Source material:
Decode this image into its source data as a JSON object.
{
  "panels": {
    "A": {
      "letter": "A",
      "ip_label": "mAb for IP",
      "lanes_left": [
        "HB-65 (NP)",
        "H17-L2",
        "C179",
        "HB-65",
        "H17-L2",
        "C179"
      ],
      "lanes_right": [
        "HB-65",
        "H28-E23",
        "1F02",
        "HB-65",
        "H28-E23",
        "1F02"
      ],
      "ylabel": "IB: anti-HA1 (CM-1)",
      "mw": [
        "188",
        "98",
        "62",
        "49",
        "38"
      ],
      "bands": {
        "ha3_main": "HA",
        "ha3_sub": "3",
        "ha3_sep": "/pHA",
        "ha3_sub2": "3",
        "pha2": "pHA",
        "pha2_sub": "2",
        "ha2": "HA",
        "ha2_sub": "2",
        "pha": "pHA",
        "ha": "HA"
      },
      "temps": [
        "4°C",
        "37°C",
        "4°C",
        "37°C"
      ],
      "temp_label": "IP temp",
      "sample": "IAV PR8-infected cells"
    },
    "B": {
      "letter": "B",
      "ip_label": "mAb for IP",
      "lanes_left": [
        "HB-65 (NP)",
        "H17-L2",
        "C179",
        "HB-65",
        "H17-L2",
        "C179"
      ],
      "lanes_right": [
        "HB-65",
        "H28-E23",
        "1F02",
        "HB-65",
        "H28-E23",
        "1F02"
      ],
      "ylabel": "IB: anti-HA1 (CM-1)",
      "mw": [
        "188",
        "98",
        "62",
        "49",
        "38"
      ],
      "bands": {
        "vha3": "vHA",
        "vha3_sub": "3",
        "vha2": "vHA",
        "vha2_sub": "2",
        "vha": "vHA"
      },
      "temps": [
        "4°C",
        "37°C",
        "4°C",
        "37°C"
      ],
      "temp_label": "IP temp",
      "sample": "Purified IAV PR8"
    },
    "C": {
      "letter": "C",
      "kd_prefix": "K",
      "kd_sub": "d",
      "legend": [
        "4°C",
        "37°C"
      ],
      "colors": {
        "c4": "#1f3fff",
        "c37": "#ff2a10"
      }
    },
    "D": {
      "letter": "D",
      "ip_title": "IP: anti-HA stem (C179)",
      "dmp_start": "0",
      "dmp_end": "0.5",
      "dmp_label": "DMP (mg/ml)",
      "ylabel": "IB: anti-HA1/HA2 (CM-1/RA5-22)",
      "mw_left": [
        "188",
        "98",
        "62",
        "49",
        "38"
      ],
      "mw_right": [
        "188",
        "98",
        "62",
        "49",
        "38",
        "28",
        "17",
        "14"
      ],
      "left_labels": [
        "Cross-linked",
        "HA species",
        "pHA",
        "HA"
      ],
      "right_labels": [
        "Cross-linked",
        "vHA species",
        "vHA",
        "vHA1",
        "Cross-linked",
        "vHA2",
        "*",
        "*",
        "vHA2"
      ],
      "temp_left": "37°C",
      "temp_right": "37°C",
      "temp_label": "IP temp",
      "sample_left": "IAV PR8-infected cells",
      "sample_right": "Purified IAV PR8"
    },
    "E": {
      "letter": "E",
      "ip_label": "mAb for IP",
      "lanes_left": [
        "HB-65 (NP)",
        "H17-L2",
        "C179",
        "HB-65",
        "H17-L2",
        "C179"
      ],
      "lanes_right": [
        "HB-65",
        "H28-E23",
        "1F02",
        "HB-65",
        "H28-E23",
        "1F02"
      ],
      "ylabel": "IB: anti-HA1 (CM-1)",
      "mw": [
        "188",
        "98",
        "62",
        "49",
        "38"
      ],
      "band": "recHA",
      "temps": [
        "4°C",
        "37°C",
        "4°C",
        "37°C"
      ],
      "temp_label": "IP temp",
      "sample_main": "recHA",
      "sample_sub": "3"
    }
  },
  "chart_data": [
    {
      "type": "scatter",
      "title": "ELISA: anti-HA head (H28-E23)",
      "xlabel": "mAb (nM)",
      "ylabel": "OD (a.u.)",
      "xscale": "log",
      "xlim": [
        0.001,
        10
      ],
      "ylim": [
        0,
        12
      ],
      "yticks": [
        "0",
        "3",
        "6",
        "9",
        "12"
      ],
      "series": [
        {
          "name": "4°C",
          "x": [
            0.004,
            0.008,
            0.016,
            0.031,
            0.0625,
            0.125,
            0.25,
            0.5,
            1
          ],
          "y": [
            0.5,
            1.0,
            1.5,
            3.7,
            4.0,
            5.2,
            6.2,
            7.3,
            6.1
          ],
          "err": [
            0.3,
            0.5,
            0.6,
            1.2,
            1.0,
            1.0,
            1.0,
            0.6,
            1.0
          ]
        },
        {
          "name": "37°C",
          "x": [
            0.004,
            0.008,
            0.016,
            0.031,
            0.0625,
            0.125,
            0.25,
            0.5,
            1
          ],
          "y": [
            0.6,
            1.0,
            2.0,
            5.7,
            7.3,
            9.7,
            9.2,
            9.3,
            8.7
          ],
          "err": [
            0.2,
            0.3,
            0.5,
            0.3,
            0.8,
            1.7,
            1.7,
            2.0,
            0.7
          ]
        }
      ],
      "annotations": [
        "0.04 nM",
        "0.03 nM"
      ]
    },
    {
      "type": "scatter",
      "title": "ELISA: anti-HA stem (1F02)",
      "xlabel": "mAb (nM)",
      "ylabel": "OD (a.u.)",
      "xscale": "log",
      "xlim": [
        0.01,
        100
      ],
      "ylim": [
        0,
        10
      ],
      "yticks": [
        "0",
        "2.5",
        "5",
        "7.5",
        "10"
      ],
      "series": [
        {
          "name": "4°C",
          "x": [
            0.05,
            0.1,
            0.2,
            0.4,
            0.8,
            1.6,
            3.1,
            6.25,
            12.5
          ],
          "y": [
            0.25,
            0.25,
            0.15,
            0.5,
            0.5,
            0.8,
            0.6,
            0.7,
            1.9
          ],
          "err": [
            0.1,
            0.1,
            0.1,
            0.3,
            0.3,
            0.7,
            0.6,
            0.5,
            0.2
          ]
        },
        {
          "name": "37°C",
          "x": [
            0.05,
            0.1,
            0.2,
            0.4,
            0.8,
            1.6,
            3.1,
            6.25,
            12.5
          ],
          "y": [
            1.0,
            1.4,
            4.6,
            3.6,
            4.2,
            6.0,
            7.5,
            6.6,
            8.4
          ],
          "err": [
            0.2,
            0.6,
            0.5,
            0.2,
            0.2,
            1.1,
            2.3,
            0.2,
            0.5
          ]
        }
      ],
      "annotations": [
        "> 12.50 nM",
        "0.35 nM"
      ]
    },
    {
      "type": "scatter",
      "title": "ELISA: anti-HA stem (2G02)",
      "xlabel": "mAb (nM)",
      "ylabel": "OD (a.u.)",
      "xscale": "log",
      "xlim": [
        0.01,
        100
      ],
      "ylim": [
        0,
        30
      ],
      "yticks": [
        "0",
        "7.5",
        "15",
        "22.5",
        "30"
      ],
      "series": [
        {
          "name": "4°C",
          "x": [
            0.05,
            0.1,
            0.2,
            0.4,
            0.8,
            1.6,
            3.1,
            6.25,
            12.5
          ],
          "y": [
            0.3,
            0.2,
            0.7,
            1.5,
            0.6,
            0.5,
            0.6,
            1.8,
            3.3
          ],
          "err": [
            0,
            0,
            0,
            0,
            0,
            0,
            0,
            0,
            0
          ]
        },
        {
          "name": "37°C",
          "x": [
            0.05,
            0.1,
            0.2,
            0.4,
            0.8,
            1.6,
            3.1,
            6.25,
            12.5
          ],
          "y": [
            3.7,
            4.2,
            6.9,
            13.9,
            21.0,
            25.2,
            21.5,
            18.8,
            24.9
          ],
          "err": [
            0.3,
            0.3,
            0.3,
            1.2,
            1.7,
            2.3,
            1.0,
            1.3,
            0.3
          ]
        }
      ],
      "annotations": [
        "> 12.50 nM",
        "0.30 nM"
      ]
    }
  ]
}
--
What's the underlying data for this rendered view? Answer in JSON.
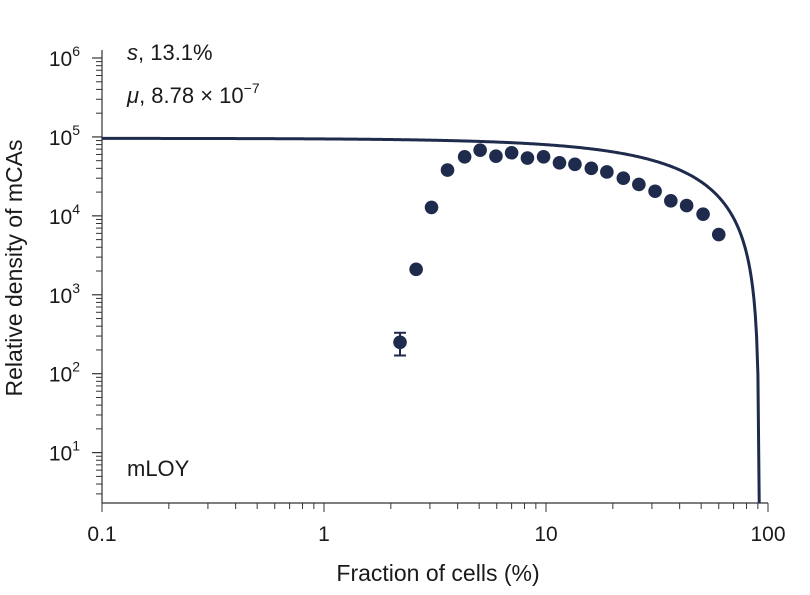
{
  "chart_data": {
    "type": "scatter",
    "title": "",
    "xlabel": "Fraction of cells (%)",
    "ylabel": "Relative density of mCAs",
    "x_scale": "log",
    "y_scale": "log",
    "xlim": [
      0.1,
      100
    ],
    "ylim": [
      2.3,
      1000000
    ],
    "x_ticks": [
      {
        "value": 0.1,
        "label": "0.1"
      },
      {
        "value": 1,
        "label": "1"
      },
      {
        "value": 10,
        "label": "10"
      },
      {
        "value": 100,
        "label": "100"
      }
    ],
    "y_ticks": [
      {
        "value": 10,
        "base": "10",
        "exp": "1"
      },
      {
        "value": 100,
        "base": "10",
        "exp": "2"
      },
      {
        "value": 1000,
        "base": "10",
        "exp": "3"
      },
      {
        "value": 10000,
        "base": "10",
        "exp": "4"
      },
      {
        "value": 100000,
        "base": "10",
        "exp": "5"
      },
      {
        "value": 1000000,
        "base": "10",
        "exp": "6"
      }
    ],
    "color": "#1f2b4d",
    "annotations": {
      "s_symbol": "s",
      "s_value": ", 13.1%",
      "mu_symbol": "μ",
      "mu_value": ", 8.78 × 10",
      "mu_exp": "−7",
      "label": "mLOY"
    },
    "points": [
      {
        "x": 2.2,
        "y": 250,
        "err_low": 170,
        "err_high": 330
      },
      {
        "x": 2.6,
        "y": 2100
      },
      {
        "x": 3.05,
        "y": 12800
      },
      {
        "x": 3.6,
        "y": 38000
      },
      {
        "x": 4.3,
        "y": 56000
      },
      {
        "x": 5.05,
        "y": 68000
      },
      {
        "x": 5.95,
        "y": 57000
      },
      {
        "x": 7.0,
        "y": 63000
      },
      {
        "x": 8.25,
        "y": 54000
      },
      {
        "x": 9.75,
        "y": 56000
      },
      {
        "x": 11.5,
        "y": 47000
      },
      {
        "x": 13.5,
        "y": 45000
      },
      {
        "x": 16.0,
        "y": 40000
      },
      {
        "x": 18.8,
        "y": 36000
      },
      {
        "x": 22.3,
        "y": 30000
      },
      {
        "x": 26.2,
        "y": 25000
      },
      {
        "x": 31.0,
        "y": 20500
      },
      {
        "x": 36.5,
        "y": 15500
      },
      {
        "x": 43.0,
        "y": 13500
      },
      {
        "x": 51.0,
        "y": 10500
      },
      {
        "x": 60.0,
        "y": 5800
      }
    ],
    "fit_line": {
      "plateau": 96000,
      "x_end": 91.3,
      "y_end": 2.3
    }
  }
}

Task to complete:
Which lines of the material contain "anti"? List them.

Solution to the problem:
      "ylabel": "IB: anti-HA1 (CM-1)",
      "ylabel": "IB: anti-HA1 (CM-1)",
      "ip_title": "IP: anti-HA stem (C179)",
      "ylabel": "IB: anti-HA1/HA2 (CM-1/RA5-22)",
      "ylabel": "IB: anti-HA1 (CM-1)",
      "title": "ELISA: anti-HA head (H28-E23)",
      "title": "ELISA: anti-HA stem (1F02)",
      "title": "ELISA: anti-HA stem (2G02)",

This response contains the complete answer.